Raw data
(begin)

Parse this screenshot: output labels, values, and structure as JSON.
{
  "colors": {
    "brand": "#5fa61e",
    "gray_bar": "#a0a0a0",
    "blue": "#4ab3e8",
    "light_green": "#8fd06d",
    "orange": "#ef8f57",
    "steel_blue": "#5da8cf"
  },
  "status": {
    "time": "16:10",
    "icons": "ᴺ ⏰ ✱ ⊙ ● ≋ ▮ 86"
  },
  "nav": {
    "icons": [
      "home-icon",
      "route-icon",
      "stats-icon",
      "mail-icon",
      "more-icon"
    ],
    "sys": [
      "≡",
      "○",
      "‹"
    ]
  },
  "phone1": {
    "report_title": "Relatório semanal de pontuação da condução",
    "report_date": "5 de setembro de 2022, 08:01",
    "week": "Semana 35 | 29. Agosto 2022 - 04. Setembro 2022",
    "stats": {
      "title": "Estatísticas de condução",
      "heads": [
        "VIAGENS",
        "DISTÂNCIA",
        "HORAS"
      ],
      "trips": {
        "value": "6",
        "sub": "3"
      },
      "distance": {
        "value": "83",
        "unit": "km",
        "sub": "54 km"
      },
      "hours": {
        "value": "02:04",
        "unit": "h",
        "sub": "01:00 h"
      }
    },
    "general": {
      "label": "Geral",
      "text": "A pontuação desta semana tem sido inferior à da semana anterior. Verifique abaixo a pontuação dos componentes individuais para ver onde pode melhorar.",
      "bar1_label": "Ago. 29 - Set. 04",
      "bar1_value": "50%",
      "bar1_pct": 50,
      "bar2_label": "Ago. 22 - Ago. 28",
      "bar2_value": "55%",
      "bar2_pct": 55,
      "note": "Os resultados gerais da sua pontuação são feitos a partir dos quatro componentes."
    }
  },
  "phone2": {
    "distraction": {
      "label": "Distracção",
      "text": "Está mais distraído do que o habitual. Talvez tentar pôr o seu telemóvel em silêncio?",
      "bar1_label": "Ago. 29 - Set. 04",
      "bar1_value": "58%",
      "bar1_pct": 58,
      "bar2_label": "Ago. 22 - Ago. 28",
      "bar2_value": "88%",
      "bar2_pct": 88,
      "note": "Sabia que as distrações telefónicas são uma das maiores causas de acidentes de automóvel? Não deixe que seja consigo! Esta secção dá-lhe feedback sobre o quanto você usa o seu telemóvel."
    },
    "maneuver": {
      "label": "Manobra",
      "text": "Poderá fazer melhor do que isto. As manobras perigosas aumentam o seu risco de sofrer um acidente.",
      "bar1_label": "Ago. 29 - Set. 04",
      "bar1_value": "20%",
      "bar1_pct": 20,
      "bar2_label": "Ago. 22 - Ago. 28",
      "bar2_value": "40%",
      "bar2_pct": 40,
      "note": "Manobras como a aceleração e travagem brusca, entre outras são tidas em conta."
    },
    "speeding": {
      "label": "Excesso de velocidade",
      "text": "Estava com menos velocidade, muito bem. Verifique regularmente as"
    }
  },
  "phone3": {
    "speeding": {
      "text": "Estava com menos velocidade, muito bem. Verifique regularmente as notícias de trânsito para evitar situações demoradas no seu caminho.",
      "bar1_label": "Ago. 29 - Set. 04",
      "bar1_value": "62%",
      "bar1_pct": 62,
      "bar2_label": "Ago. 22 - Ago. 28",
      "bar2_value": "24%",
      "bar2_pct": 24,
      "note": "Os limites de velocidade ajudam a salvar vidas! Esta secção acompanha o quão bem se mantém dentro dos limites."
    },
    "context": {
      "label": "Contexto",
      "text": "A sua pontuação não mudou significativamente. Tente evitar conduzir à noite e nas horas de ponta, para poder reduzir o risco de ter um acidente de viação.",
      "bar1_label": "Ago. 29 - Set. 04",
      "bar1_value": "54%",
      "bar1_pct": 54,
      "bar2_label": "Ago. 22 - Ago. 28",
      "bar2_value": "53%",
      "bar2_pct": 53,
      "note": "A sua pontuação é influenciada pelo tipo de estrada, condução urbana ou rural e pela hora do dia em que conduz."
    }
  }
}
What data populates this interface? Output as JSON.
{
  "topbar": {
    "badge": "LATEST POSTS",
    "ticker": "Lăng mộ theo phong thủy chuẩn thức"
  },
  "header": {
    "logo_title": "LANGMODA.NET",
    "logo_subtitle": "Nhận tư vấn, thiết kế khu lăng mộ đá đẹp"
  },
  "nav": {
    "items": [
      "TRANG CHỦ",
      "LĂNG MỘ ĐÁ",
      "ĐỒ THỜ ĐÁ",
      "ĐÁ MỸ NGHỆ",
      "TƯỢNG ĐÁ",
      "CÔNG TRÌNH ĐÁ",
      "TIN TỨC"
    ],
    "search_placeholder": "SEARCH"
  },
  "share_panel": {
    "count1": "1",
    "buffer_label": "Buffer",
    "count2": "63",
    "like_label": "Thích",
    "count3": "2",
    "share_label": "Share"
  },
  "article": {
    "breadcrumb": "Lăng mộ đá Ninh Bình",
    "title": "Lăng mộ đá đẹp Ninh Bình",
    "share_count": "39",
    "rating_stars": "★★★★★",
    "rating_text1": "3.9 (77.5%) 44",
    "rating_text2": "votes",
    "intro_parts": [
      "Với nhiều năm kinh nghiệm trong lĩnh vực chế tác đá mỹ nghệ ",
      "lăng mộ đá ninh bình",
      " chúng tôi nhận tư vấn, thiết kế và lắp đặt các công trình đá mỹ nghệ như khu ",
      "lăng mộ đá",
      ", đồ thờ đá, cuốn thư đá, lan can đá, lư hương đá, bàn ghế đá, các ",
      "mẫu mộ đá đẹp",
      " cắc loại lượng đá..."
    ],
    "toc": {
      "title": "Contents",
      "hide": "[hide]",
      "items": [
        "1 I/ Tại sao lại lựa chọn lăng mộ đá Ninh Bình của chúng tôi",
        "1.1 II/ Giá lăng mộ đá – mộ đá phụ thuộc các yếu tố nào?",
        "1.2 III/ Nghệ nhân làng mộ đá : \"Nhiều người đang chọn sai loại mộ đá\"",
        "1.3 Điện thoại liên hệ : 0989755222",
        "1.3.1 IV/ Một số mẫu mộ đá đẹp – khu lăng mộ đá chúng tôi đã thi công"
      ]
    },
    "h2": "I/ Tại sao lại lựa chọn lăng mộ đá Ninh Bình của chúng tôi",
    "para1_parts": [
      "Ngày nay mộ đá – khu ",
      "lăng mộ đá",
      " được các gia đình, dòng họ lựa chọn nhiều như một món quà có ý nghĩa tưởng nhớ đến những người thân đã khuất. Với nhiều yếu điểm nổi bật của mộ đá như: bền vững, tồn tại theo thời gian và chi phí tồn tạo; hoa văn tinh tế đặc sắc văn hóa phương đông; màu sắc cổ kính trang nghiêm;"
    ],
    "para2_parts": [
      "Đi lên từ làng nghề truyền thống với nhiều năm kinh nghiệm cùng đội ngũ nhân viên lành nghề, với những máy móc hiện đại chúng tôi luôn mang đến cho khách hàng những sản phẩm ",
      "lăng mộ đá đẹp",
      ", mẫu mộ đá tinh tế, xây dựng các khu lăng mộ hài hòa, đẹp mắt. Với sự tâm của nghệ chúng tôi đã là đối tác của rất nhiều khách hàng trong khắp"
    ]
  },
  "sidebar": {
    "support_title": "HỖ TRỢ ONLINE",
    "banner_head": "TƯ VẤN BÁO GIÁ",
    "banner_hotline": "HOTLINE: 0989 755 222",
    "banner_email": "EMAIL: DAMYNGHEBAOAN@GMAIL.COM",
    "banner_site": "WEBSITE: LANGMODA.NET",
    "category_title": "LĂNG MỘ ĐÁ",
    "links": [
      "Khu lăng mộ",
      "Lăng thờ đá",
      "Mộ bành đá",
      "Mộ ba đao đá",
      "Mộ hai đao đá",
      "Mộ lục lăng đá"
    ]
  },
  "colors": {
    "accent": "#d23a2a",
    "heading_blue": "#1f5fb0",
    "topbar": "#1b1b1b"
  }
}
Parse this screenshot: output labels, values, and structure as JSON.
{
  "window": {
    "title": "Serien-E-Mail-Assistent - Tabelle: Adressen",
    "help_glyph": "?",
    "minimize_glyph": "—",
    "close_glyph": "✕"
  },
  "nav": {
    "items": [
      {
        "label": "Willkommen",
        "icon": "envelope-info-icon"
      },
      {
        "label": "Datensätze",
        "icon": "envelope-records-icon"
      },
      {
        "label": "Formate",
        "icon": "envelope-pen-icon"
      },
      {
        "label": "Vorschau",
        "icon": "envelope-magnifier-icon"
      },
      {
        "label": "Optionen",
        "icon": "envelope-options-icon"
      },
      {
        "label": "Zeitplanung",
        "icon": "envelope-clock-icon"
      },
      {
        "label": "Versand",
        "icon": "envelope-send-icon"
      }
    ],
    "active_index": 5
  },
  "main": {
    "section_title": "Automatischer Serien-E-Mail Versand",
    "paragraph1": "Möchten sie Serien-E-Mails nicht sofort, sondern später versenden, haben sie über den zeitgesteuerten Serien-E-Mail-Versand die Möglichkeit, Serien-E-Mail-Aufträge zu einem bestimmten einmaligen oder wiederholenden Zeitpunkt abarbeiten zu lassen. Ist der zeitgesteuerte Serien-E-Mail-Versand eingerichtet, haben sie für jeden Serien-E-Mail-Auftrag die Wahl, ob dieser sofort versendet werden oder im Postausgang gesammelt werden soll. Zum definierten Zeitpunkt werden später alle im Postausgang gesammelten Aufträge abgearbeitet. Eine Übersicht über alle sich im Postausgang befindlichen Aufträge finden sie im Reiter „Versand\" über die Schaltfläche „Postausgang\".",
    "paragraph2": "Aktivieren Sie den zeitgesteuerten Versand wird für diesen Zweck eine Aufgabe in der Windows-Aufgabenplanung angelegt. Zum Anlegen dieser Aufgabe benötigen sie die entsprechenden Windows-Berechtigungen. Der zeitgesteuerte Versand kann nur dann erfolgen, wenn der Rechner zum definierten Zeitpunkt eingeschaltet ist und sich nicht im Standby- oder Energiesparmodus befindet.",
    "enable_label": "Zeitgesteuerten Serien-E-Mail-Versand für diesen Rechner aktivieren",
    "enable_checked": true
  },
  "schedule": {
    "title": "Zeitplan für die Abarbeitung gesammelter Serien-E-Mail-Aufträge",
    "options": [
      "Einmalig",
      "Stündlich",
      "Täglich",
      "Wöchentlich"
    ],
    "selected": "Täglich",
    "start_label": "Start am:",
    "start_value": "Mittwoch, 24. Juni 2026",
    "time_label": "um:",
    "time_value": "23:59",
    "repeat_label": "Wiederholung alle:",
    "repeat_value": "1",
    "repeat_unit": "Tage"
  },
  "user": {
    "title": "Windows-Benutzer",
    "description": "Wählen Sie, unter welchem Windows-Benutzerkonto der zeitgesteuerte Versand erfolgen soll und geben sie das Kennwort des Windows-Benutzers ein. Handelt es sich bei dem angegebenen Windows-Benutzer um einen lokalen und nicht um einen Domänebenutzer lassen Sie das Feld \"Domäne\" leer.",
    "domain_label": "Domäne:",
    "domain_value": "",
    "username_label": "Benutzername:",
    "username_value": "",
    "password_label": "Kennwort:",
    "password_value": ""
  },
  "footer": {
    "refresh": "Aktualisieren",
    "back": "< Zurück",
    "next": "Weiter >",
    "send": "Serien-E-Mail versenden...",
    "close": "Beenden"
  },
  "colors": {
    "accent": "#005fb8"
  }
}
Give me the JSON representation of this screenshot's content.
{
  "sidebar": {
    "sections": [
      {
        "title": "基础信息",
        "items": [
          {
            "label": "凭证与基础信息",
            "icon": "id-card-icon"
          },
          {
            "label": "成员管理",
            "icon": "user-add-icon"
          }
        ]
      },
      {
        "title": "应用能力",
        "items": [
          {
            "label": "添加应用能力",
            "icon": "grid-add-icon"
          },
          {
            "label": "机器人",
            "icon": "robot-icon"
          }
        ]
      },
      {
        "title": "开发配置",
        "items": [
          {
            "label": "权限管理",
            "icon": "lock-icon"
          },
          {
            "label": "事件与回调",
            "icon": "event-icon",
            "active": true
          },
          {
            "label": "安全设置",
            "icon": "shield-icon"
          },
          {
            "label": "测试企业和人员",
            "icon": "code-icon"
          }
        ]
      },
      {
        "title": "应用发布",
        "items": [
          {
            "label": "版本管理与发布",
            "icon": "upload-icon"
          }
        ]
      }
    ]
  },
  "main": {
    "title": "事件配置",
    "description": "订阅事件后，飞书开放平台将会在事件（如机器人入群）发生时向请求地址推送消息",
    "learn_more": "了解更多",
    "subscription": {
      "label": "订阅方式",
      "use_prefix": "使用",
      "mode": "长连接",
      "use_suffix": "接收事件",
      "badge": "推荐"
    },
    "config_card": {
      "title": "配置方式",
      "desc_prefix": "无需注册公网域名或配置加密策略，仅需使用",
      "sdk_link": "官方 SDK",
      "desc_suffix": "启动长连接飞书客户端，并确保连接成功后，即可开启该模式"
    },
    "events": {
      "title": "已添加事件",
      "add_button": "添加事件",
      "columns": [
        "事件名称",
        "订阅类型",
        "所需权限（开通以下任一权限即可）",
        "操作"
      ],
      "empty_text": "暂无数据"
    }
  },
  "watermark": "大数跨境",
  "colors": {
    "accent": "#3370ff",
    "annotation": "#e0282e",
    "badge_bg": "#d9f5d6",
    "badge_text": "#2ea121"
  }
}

(end)

Set exercise
Copy down every line of the entries containing the word "regularmente".

Expected answer
      "text": "Estava com menos velocidade, muito bem. Verifique regularmente as"
      "text": "Estava com menos velocidade, muito bem. Verifique regularmente as notícias de trânsito para evitar situações demoradas no seu caminho.",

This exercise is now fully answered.